### Exercise aim
Set down all of the entries word for word, omitting the images they contain.

======== Records for this exercise

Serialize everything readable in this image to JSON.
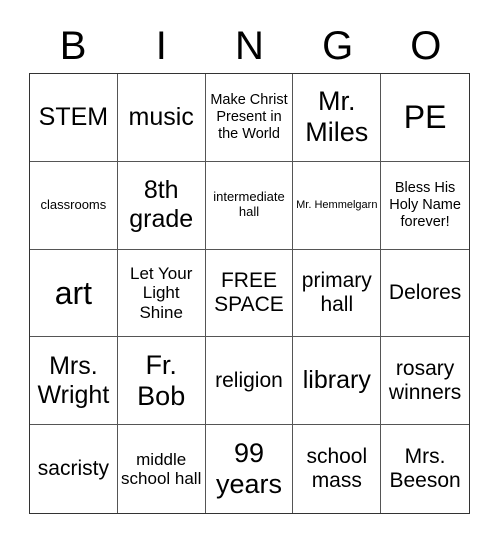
{
  "header": {
    "letters": [
      "B",
      "I",
      "N",
      "G",
      "O"
    ]
  },
  "cells": [
    [
      "STEM",
      "music",
      "Make Christ Present in the World",
      "Mr. Miles",
      "PE"
    ],
    [
      "classrooms",
      "8th grade",
      "intermediate hall",
      "Mr. Hemmelgarn",
      "Bless His Holy Name forever!"
    ],
    [
      "art",
      "Let Your Light Shine",
      "FREE SPACE",
      "primary hall",
      "Delores"
    ],
    [
      "Mrs. Wright",
      "Fr. Bob",
      "religion",
      "library",
      "rosary winners"
    ],
    [
      "sacristy",
      "middle school hall",
      "99 years",
      "school mass",
      "Mrs. Beeson"
    ]
  ]
}
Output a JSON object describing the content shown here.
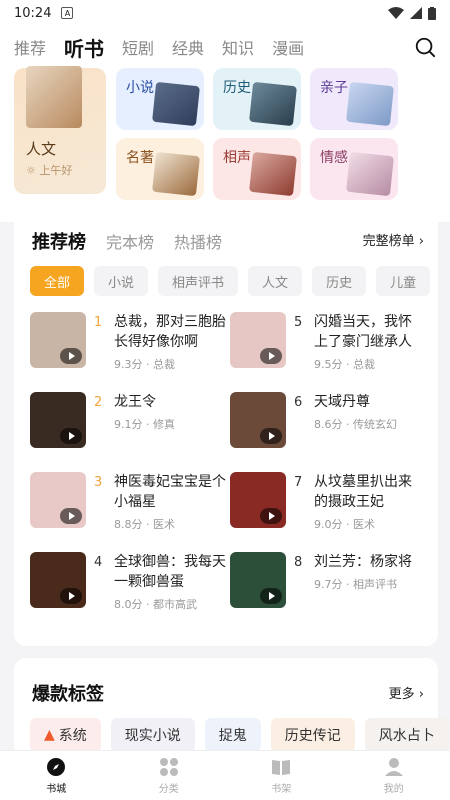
{
  "status": {
    "time": "10:24"
  },
  "topnav": {
    "tabs": [
      "推荐",
      "听书",
      "短剧",
      "经典",
      "知识",
      "漫画"
    ]
  },
  "feature": {
    "title": "人文",
    "subtitle": "上午好"
  },
  "categories": [
    {
      "label": "小说"
    },
    {
      "label": "历史"
    },
    {
      "label": "亲子"
    },
    {
      "label": "名著"
    },
    {
      "label": "相声"
    },
    {
      "label": "情感"
    }
  ],
  "ranking": {
    "tabs": [
      "推荐榜",
      "完本榜",
      "热播榜"
    ],
    "full_link": "完整榜单 ›",
    "filters": [
      "全部",
      "小说",
      "相声评书",
      "人文",
      "历史",
      "儿童"
    ],
    "items": [
      {
        "rank": "1",
        "title": "总裁，那对三胞胎长得好像你啊",
        "meta": "9.3分 · 总裁",
        "cover": "#c9b5a6"
      },
      {
        "rank": "5",
        "title": "闪婚当天，我怀上了豪门继承人",
        "meta": "9.5分 · 总裁",
        "cover": "#e7c7c4"
      },
      {
        "rank": "2",
        "title": "龙王令",
        "meta": "9.1分 · 修真",
        "cover": "#3a2b22"
      },
      {
        "rank": "6",
        "title": "天域丹尊",
        "meta": "8.6分 · 传统玄幻",
        "cover": "#6b4a3a"
      },
      {
        "rank": "3",
        "title": "神医毒妃宝宝是个小福星",
        "meta": "8.8分 · 医术",
        "cover": "#e9c9c7"
      },
      {
        "rank": "7",
        "title": "从坟墓里扒出来的摄政王妃",
        "meta": "9.0分 · 医术",
        "cover": "#8a2a24"
      },
      {
        "rank": "4",
        "title": "全球御兽：我每天一颗御兽蛋",
        "meta": "8.0分 · 都市高武",
        "cover": "#4a2a1a"
      },
      {
        "rank": "8",
        "title": "刘兰芳：杨家将",
        "meta": "9.7分 · 相声评书",
        "cover": "#2c4f3a"
      }
    ]
  },
  "hot_tags": {
    "title": "爆款标签",
    "more": "更多 ›",
    "tags": [
      "系统",
      "现实小说",
      "捉鬼",
      "历史传记",
      "风水占卜"
    ]
  },
  "bottom_nav": [
    "书城",
    "分类",
    "书架",
    "我的"
  ]
}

================

### Output of the task
Serialize everything readable in this image to JSON.
{
  "header": {
    "letters": [
      "B",
      "I",
      "N",
      "G",
      "O"
    ]
  },
  "cells": [
    [
      "STEM",
      "music",
      "Make Christ Present in the World",
      "Mr. Miles",
      "PE"
    ],
    [
      "classrooms",
      "8th grade",
      "intermediate hall",
      "Mr. Hemmelgarn",
      "Bless His Holy Name forever!"
    ],
    [
      "art",
      "Let Your Light Shine",
      "FREE SPACE",
      "primary hall",
      "Delores"
    ],
    [
      "Mrs. Wright",
      "Fr. Bob",
      "religion",
      "library",
      "rosary winners"
    ],
    [
      "sacristy",
      "middle school hall",
      "99 years",
      "school mass",
      "Mrs. Beeson"
    ]
  ]
}
Output a JSON object describing the content shown here.
{
  "status": {
    "time": "10:24"
  },
  "topnav": {
    "tabs": [
      "推荐",
      "听书",
      "短剧",
      "经典",
      "知识",
      "漫画"
    ]
  },
  "feature": {
    "title": "人文",
    "subtitle": "上午好"
  },
  "categories": [
    {
      "label": "小说"
    },
    {
      "label": "历史"
    },
    {
      "label": "亲子"
    },
    {
      "label": "名著"
    },
    {
      "label": "相声"
    },
    {
      "label": "情感"
    }
  ],
  "ranking": {
    "tabs": [
      "推荐榜",
      "完本榜",
      "热播榜"
    ],
    "full_link": "完整榜单 ›",
    "filters": [
      "全部",
      "小说",
      "相声评书",
      "人文",
      "历史",
      "儿童"
    ],
    "items": [
      {
        "rank": "1",
        "title": "总裁，那对三胞胎长得好像你啊",
        "meta": "9.3分 · 总裁",
        "cover": "#c9b5a6"
      },
      {
        "rank": "5",
        "title": "闪婚当天，我怀上了豪门继承人",
        "meta": "9.5分 · 总裁",
        "cover": "#e7c7c4"
      },
      {
        "rank": "2",
        "title": "龙王令",
        "meta": "9.1分 · 修真",
        "cover": "#3a2b22"
      },
      {
        "rank": "6",
        "title": "天域丹尊",
        "meta": "8.6分 · 传统玄幻",
        "cover": "#6b4a3a"
      },
      {
        "rank": "3",
        "title": "神医毒妃宝宝是个小福星",
        "meta": "8.8分 · 医术",
        "cover": "#e9c9c7"
      },
      {
        "rank": "7",
        "title": "从坟墓里扒出来的摄政王妃",
        "meta": "9.0分 · 医术",
        "cover": "#8a2a24"
      },
      {
        "rank": "4",
        "title": "全球御兽：我每天一颗御兽蛋",
        "meta": "8.0分 · 都市高武",
        "cover": "#4a2a1a"
      },
      {
        "rank": "8",
        "title": "刘兰芳：杨家将",
        "meta": "9.7分 · 相声评书",
        "cover": "#2c4f3a"
      }
    ]
  },
  "hot_tags": {
    "title": "爆款标签",
    "more": "更多 ›",
    "tags": [
      "系统",
      "现实小说",
      "捉鬼",
      "历史传记",
      "风水占卜"
    ]
  },
  "bottom_nav": [
    "书城",
    "分类",
    "书架",
    "我的"
  ]
}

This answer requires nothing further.